### Material for this exercise
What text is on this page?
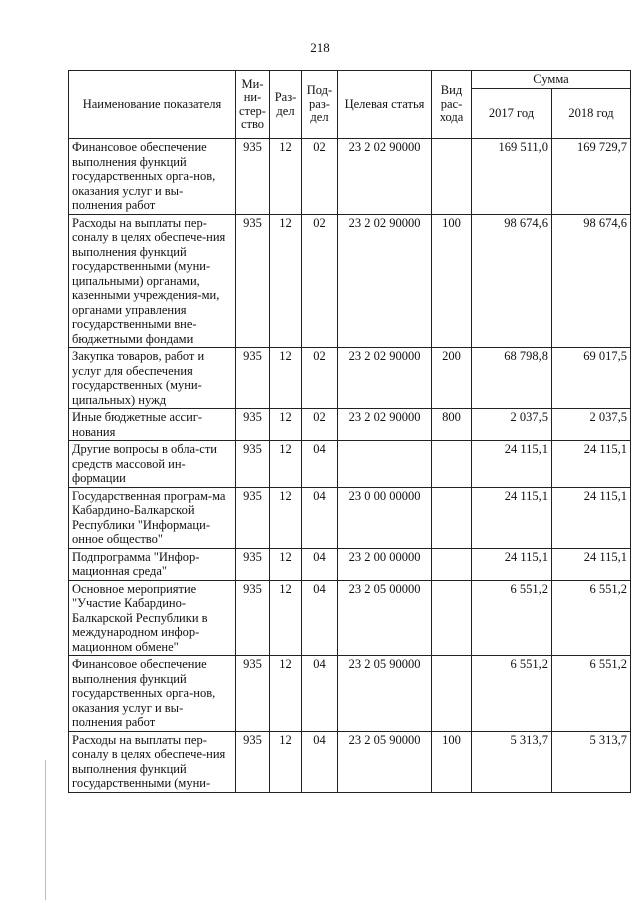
218
Наименование показателя	Ми-ни-стер-ство	Раз-дел	Под-раз-дел	Целевая статья	Вид рас-хода	Сумма	
						2017 год	2018 год
Финансовое обеспечение выполнения функций государственных орга-нов, оказания услуг и вы-полнения работ	935	12	02	23 2 02 90000		169 511,0	169 729,7
Расходы на выплаты пер-соналу в целях обеспече-ния выполнения функций государственными (муни-ципальными) органами, казенными учреждения-ми, органами управления государственными вне-бюджетными фондами	935	12	02	23 2 02 90000	100	98 674,6	98 674,6
Закупка товаров, работ и услуг для обеспечения государственных (муни-ципальных) нужд	935	12	02	23 2 02 90000	200	68 798,8	69 017,5
Иные бюджетные ассиг-нования	935	12	02	23 2 02 90000	800	2 037,5	2 037,5
Другие вопросы в обла-сти средств массовой ин-формации	935	12	04			24 115,1	24 115,1
Государственная програм-ма Кабардино-Балкарской Республики "Информаци-онное общество"	935	12	04	23 0 00 00000		24 115,1	24 115,1
Подпрограмма "Инфор-мационная среда"	935	12	04	23 2 00 00000		24 115,1	24 115,1
Основное мероприятие "Участие Кабардино-Балкарской Республики в международном инфор-мационном обмене"	935	12	04	23 2 05 00000		6 551,2	6 551,2
Финансовое обеспечение выполнения функций государственных орга-нов, оказания услуг и вы-полнения работ	935	12	04	23 2 05 90000		6 551,2	6 551,2
Расходы на выплаты пер-соналу в целях обеспече-ния выполнения функций государственными (муни-	935	12	04	23 2 05 90000	100	5 313,7	5 313,7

### To do
Say, as a single number and nothing more, how many lines of the entries contain the word "Республики".

### Solution to the problem
2